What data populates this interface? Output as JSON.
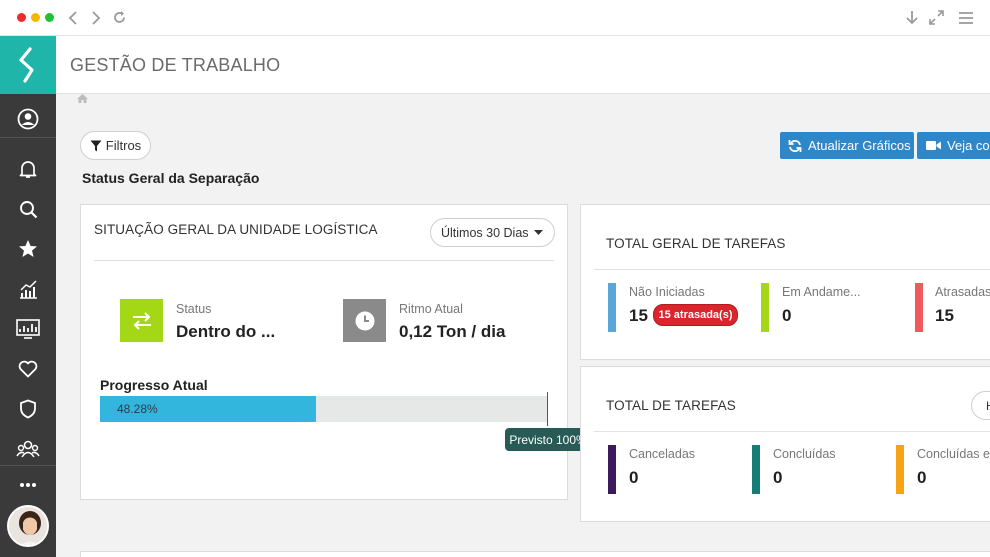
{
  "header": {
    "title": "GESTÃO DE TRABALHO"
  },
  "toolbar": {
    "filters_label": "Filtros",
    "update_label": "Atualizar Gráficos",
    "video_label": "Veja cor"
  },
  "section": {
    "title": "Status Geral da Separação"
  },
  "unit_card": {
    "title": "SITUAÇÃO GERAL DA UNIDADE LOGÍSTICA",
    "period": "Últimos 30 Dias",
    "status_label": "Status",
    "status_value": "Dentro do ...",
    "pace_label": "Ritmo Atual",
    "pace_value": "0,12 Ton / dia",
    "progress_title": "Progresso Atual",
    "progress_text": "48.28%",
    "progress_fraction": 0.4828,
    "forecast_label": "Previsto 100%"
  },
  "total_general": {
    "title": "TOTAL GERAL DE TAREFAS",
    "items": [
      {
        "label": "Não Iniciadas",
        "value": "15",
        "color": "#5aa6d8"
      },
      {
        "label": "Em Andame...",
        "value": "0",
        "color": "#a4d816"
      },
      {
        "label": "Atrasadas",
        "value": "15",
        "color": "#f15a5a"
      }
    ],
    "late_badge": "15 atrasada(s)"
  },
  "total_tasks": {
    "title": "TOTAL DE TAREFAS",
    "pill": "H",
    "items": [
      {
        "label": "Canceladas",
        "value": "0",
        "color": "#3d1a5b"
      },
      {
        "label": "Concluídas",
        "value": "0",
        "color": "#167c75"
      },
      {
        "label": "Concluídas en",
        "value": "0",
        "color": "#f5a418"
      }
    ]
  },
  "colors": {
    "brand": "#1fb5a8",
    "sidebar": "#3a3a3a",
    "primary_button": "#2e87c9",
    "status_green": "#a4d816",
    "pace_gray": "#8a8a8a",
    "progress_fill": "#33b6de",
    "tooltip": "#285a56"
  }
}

--

▶ _Aim_:
Within the material above, find the lines that contain the word "Concluídas"; copy them.

▶ _Answer to the exercise_:
        "label": "Concluídas",
        "label": "Concluídas en",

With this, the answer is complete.